• _Challenge_
Write down every entry below once more, exactly.
───── Data lines ─────
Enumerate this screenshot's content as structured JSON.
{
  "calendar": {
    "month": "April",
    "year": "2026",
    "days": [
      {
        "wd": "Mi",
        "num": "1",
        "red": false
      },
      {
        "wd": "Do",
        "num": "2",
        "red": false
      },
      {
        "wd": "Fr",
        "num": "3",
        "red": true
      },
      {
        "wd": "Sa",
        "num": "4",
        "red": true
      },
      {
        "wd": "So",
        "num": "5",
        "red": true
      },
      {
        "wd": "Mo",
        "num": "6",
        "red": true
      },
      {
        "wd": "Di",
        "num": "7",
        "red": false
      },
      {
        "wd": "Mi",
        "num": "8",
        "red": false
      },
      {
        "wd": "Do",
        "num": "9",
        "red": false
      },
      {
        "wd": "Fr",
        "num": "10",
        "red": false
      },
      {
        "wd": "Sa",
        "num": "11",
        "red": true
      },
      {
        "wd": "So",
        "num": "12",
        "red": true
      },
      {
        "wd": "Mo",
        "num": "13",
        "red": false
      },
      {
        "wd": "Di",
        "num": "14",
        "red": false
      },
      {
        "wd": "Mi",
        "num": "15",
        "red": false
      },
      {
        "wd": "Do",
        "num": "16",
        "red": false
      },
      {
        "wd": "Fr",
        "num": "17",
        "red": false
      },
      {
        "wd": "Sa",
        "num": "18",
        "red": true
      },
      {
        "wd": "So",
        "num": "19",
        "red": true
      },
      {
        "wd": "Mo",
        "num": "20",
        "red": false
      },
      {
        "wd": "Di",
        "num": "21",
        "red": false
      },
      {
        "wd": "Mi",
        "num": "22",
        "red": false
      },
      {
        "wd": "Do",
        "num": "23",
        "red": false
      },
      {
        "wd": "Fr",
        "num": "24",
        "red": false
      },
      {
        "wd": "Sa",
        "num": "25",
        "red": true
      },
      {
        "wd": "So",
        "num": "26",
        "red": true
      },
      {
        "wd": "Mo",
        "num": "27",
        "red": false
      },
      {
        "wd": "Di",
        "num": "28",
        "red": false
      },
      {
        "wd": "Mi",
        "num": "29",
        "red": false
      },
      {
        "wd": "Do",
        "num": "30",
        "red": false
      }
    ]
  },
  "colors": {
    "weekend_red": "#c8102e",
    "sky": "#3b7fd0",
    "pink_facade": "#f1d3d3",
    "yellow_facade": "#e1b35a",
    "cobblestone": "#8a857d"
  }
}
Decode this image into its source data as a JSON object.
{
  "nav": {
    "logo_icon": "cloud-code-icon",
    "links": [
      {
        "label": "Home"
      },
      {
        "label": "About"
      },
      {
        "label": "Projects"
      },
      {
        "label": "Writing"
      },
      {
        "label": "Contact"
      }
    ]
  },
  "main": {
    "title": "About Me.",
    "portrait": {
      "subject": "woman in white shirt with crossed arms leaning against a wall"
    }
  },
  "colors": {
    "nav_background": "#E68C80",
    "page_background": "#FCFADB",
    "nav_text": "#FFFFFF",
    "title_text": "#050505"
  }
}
─────
• _Answer to this problem_
Enumerate this screenshot's content as structured JSON.
{
  "calendar": {
    "month": "April",
    "year": "2026",
    "days": [
      {
        "wd": "Mi",
        "num": "1",
        "red": false
      },
      {
        "wd": "Do",
        "num": "2",
        "red": false
      },
      {
        "wd": "Fr",
        "num": "3",
        "red": true
      },
      {
        "wd": "Sa",
        "num": "4",
        "red": true
      },
      {
        "wd": "So",
        "num": "5",
        "red": true
      },
      {
        "wd": "Mo",
        "num": "6",
        "red": true
      },
      {
        "wd": "Di",
        "num": "7",
        "red": false
      },
      {
        "wd": "Mi",
        "num": "8",
        "red": false
      },
      {
        "wd": "Do",
        "num": "9",
        "red": false
      },
      {
        "wd": "Fr",
        "num": "10",
        "red": false
      },
      {
        "wd": "Sa",
        "num": "11",
        "red": true
      },
      {
        "wd": "So",
        "num": "12",
        "red": true
      },
      {
        "wd": "Mo",
        "num": "13",
        "red": false
      },
      {
        "wd": "Di",
        "num": "14",
        "red": false
      },
      {
        "wd": "Mi",
        "num": "15",
        "red": false
      },
      {
        "wd": "Do",
        "num": "16",
        "red": false
      },
      {
        "wd": "Fr",
        "num": "17",
        "red": false
      },
      {
        "wd": "Sa",
        "num": "18",
        "red": true
      },
      {
        "wd": "So",
        "num": "19",
        "red": true
      },
      {
        "wd": "Mo",
        "num": "20",
        "red": false
      },
      {
        "wd": "Di",
        "num": "21",
        "red": false
      },
      {
        "wd": "Mi",
        "num": "22",
        "red": false
      },
      {
        "wd": "Do",
        "num": "23",
        "red": false
      },
      {
        "wd": "Fr",
        "num": "24",
        "red": false
      },
      {
        "wd": "Sa",
        "num": "25",
        "red": true
      },
      {
        "wd": "So",
        "num": "26",
        "red": true
      },
      {
        "wd": "Mo",
        "num": "27",
        "red": false
      },
      {
        "wd": "Di",
        "num": "28",
        "red": false
      },
      {
        "wd": "Mi",
        "num": "29",
        "red": false
      },
      {
        "wd": "Do",
        "num": "30",
        "red": false
      }
    ]
  },
  "colors": {
    "weekend_red": "#c8102e",
    "sky": "#3b7fd0",
    "pink_facade": "#f1d3d3",
    "yellow_facade": "#e1b35a",
    "cobblestone": "#8a857d"
  }
}
Decode this image into its source data as a JSON object.
{
  "nav": {
    "logo_icon": "cloud-code-icon",
    "links": [
      {
        "label": "Home"
      },
      {
        "label": "About"
      },
      {
        "label": "Projects"
      },
      {
        "label": "Writing"
      },
      {
        "label": "Contact"
      }
    ]
  },
  "main": {
    "title": "About Me.",
    "portrait": {
      "subject": "woman in white shirt with crossed arms leaning against a wall"
    }
  },
  "colors": {
    "nav_background": "#E68C80",
    "page_background": "#FCFADB",
    "nav_text": "#FFFFFF",
    "title_text": "#050505"
  }
}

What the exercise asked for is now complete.